* [Data shown]:
* * * * * * * * *
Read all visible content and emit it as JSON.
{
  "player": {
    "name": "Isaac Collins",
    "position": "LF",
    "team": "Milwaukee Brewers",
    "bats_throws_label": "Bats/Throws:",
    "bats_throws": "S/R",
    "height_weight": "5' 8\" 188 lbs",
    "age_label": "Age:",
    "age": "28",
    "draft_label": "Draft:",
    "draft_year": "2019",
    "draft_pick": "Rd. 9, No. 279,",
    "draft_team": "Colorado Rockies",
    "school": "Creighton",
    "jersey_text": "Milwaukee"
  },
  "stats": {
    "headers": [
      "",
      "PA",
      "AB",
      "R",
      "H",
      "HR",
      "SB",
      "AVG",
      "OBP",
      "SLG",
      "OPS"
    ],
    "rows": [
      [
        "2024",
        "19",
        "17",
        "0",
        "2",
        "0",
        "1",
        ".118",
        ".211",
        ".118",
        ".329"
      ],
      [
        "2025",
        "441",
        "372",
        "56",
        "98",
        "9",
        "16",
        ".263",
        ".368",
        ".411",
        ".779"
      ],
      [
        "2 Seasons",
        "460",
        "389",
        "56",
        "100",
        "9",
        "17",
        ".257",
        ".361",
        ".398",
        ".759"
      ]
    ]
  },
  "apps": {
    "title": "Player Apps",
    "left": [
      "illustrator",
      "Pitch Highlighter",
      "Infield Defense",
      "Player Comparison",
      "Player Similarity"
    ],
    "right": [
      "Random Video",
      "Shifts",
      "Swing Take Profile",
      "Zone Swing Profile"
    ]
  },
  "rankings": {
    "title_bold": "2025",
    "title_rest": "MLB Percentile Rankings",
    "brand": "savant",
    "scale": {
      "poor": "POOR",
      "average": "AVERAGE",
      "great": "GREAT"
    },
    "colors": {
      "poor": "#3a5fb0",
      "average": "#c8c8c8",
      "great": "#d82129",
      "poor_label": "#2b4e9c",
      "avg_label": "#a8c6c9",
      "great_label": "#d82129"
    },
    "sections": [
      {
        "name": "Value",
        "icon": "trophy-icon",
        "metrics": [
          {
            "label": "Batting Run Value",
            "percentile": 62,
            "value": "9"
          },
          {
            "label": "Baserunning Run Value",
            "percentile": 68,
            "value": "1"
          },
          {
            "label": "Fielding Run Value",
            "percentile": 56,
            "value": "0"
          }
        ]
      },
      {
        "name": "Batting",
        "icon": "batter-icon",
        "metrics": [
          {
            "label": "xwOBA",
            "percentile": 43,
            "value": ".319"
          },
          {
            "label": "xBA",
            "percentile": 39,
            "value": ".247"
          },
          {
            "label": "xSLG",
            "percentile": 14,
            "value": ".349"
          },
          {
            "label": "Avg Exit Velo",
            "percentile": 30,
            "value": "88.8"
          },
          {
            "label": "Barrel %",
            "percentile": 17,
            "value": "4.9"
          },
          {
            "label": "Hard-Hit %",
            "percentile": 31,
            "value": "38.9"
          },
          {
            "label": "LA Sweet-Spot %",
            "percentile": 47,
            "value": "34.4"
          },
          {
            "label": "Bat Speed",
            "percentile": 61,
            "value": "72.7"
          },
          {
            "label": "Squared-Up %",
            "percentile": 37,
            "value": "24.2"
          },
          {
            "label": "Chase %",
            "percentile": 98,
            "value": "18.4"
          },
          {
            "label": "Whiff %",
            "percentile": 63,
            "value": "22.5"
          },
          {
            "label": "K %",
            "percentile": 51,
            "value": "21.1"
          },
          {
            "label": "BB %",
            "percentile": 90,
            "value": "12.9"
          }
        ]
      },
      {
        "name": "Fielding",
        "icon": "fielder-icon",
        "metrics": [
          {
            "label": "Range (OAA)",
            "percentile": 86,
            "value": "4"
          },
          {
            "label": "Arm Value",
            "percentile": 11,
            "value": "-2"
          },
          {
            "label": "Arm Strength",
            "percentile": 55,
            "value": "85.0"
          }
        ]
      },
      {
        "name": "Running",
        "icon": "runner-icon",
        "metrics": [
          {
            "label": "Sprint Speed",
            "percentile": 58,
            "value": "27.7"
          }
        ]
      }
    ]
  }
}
* * * * * * * * *
* [Prompt]:
Repeat every line of the data, exactly and in full.

* [Correct answer]:
Read all visible content and emit it as JSON.
{
  "player": {
    "name": "Isaac Collins",
    "position": "LF",
    "team": "Milwaukee Brewers",
    "bats_throws_label": "Bats/Throws:",
    "bats_throws": "S/R",
    "height_weight": "5' 8\" 188 lbs",
    "age_label": "Age:",
    "age": "28",
    "draft_label": "Draft:",
    "draft_year": "2019",
    "draft_pick": "Rd. 9, No. 279,",
    "draft_team": "Colorado Rockies",
    "school": "Creighton",
    "jersey_text": "Milwaukee"
  },
  "stats": {
    "headers": [
      "",
      "PA",
      "AB",
      "R",
      "H",
      "HR",
      "SB",
      "AVG",
      "OBP",
      "SLG",
      "OPS"
    ],
    "rows": [
      [
        "2024",
        "19",
        "17",
        "0",
        "2",
        "0",
        "1",
        ".118",
        ".211",
        ".118",
        ".329"
      ],
      [
        "2025",
        "441",
        "372",
        "56",
        "98",
        "9",
        "16",
        ".263",
        ".368",
        ".411",
        ".779"
      ],
      [
        "2 Seasons",
        "460",
        "389",
        "56",
        "100",
        "9",
        "17",
        ".257",
        ".361",
        ".398",
        ".759"
      ]
    ]
  },
  "apps": {
    "title": "Player Apps",
    "left": [
      "illustrator",
      "Pitch Highlighter",
      "Infield Defense",
      "Player Comparison",
      "Player Similarity"
    ],
    "right": [
      "Random Video",
      "Shifts",
      "Swing Take Profile",
      "Zone Swing Profile"
    ]
  },
  "rankings": {
    "title_bold": "2025",
    "title_rest": "MLB Percentile Rankings",
    "brand": "savant",
    "scale": {
      "poor": "POOR",
      "average": "AVERAGE",
      "great": "GREAT"
    },
    "colors": {
      "poor": "#3a5fb0",
      "average": "#c8c8c8",
      "great": "#d82129",
      "poor_label": "#2b4e9c",
      "avg_label": "#a8c6c9",
      "great_label": "#d82129"
    },
    "sections": [
      {
        "name": "Value",
        "icon": "trophy-icon",
        "metrics": [
          {
            "label": "Batting Run Value",
            "percentile": 62,
            "value": "9"
          },
          {
            "label": "Baserunning Run Value",
            "percentile": 68,
            "value": "1"
          },
          {
            "label": "Fielding Run Value",
            "percentile": 56,
            "value": "0"
          }
        ]
      },
      {
        "name": "Batting",
        "icon": "batter-icon",
        "metrics": [
          {
            "label": "xwOBA",
            "percentile": 43,
            "value": ".319"
          },
          {
            "label": "xBA",
            "percentile": 39,
            "value": ".247"
          },
          {
            "label": "xSLG",
            "percentile": 14,
            "value": ".349"
          },
          {
            "label": "Avg Exit Velo",
            "percentile": 30,
            "value": "88.8"
          },
          {
            "label": "Barrel %",
            "percentile": 17,
            "value": "4.9"
          },
          {
            "label": "Hard-Hit %",
            "percentile": 31,
            "value": "38.9"
          },
          {
            "label": "LA Sweet-Spot %",
            "percentile": 47,
            "value": "34.4"
          },
          {
            "label": "Bat Speed",
            "percentile": 61,
            "value": "72.7"
          },
          {
            "label": "Squared-Up %",
            "percentile": 37,
            "value": "24.2"
          },
          {
            "label": "Chase %",
            "percentile": 98,
            "value": "18.4"
          },
          {
            "label": "Whiff %",
            "percentile": 63,
            "value": "22.5"
          },
          {
            "label": "K %",
            "percentile": 51,
            "value": "21.1"
          },
          {
            "label": "BB %",
            "percentile": 90,
            "value": "12.9"
          }
        ]
      },
      {
        "name": "Fielding",
        "icon": "fielder-icon",
        "metrics": [
          {
            "label": "Range (OAA)",
            "percentile": 86,
            "value": "4"
          },
          {
            "label": "Arm Value",
            "percentile": 11,
            "value": "-2"
          },
          {
            "label": "Arm Strength",
            "percentile": 55,
            "value": "85.0"
          }
        ]
      },
      {
        "name": "Running",
        "icon": "runner-icon",
        "metrics": [
          {
            "label": "Sprint Speed",
            "percentile": 58,
            "value": "27.7"
          }
        ]
      }
    ]
  }
}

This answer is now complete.